#### Supplied data
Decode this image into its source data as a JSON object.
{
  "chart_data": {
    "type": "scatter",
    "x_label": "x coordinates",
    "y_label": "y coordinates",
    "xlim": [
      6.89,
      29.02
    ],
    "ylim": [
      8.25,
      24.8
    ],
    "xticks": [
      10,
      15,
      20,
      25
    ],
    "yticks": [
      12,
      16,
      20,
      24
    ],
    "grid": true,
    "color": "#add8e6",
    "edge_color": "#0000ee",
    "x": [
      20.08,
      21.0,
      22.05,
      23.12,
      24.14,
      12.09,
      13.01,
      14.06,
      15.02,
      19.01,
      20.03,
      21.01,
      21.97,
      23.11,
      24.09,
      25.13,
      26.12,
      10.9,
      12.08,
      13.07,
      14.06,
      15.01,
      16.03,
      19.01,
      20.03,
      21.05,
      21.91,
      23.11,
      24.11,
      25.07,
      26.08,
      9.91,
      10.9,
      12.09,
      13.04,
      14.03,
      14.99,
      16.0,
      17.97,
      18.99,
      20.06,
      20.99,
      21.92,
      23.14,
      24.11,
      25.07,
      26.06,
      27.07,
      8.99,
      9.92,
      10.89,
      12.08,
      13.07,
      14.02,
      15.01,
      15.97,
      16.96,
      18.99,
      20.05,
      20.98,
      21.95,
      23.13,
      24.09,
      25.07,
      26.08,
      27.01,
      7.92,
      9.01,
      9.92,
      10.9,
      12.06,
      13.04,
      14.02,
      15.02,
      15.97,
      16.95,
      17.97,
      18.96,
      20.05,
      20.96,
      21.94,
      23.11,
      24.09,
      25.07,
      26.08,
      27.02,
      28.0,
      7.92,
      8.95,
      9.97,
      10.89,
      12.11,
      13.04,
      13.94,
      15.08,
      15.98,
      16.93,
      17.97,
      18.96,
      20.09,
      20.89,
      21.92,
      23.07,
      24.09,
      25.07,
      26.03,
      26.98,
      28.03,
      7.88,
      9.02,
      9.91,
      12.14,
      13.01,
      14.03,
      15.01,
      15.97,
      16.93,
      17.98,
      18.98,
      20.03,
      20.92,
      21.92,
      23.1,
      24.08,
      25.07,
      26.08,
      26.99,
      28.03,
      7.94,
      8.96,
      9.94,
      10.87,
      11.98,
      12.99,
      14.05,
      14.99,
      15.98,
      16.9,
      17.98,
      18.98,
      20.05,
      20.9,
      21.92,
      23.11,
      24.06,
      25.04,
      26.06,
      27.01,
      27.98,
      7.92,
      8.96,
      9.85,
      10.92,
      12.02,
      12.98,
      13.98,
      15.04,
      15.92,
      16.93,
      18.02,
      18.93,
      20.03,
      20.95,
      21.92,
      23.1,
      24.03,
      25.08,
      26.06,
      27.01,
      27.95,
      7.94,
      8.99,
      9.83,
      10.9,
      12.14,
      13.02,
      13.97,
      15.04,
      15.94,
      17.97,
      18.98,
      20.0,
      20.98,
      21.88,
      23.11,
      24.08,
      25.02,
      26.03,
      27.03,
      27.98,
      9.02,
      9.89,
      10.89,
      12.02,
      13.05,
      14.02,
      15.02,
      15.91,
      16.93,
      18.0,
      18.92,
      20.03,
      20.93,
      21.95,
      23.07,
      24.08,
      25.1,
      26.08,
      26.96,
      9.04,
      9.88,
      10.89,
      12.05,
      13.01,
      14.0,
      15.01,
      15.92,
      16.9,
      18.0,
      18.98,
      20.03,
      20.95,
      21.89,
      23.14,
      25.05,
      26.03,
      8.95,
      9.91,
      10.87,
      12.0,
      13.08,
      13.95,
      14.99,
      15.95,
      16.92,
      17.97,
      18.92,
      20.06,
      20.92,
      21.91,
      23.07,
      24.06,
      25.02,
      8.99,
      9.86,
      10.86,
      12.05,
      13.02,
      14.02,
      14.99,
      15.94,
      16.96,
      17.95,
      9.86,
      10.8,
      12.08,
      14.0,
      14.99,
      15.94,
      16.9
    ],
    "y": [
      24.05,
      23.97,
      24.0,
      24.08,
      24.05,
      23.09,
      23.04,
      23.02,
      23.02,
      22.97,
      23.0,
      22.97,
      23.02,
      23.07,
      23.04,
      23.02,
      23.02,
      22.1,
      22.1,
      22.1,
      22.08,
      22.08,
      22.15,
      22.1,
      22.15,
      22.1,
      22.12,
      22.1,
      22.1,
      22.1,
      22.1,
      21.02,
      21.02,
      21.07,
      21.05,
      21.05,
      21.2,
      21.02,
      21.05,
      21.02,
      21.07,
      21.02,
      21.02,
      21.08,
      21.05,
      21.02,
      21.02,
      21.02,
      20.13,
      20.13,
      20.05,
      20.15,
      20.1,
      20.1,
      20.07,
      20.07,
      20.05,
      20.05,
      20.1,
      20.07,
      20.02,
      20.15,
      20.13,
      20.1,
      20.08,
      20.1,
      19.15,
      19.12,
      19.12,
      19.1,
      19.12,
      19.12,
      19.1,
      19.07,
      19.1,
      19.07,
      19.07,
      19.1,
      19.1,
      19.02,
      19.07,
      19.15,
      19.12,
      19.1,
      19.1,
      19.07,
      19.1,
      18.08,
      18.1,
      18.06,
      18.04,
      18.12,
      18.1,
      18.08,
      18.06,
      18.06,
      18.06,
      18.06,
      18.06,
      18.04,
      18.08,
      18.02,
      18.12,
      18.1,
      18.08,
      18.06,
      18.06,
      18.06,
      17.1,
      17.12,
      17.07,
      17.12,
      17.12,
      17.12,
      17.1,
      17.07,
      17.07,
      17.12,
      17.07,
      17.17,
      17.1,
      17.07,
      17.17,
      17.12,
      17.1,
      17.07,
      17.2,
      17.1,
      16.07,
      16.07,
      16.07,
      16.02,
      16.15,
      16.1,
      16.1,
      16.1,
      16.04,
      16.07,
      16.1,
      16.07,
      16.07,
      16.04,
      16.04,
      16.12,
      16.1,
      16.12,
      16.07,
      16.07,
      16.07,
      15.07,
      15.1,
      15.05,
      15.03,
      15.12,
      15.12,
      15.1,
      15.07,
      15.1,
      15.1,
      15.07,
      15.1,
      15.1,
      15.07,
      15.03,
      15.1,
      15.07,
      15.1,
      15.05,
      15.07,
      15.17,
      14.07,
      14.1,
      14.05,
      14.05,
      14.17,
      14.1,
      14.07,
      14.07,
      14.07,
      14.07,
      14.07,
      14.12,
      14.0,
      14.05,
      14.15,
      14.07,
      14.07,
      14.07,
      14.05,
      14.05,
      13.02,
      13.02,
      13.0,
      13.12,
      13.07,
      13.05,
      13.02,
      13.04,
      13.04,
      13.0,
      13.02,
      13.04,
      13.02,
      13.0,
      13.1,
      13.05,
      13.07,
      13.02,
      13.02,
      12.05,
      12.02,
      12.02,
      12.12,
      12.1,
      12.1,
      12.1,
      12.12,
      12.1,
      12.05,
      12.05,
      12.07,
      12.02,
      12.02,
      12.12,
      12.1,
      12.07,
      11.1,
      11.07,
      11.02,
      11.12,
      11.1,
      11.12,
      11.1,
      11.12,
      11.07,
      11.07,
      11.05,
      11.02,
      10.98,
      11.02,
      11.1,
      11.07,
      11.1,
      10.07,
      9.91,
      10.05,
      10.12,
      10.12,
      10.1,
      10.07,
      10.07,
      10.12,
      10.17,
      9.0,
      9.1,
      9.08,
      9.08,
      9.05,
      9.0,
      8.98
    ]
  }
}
########
● Directive
Output nothing but the number of lines in the data containing the string "coordinates".

● Task result
2